Work to do: Using the listing below, copy every line that mentions "กษาท".

===

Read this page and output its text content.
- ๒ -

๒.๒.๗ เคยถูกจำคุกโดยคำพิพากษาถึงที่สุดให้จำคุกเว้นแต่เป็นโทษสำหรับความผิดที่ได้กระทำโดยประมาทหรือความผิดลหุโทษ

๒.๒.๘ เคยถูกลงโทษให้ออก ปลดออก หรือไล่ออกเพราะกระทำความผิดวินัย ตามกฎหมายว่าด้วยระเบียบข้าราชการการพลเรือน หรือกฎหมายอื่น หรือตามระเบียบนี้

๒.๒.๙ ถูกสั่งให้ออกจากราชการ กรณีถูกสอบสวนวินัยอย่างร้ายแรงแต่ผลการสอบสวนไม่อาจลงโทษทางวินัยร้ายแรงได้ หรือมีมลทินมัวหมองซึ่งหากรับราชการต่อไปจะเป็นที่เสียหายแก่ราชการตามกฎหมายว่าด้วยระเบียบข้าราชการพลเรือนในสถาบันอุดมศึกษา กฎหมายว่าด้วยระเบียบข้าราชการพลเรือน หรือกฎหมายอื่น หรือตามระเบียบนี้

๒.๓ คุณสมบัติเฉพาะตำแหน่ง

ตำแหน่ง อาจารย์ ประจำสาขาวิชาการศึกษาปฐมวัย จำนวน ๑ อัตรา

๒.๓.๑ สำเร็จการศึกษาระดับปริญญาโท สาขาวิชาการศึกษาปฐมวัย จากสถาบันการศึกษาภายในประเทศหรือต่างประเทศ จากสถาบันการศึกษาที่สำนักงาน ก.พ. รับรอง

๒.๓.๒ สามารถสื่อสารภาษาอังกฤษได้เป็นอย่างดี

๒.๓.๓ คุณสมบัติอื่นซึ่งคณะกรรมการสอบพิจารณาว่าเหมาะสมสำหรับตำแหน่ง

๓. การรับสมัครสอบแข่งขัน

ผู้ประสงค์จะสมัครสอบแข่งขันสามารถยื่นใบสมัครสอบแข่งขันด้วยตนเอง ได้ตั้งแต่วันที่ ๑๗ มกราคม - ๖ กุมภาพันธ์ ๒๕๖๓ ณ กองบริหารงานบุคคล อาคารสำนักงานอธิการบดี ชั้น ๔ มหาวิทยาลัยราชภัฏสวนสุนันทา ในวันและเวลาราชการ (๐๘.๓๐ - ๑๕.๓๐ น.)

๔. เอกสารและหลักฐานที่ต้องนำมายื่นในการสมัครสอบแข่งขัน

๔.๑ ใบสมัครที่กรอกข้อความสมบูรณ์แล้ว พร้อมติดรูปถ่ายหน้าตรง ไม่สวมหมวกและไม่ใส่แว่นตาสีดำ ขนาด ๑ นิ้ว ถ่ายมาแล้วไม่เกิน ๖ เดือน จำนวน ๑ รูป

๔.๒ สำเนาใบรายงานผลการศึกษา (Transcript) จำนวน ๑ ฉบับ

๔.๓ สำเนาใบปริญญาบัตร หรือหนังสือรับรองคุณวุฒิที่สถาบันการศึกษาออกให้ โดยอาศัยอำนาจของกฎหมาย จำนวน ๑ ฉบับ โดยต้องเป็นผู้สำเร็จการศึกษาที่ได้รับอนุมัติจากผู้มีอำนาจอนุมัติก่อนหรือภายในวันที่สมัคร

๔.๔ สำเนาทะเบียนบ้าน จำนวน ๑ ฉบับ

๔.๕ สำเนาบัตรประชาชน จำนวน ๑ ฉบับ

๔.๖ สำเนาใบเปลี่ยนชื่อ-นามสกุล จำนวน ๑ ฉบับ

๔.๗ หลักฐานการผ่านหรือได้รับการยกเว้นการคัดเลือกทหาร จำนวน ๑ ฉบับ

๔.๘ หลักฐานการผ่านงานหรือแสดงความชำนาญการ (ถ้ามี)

===

Exercise response:
๒.๓.๑ สำเร็จการศึกษาระดับปริญญาโท สาขาวิชาการศึกษาปฐมวัย จากสถาบันการศึกษาภายในประเทศหรือต่างประเทศ จากสถาบันการศึกษาที่สำนักงาน ก.พ. รับรอง
๔.๓ สำเนาใบปริญญาบัตร หรือหนังสือรับรองคุณวุฒิที่สถาบันการศึกษาออกให้ โดยอาศัยอำนาจของกฎหมาย จำนวน ๑ ฉบับ โดยต้องเป็นผู้สำเร็จการศึกษาที่ได้รับอนุมัติจากผู้มีอำนาจอนุมัติก่อนหรือภายในวันที่สมัคร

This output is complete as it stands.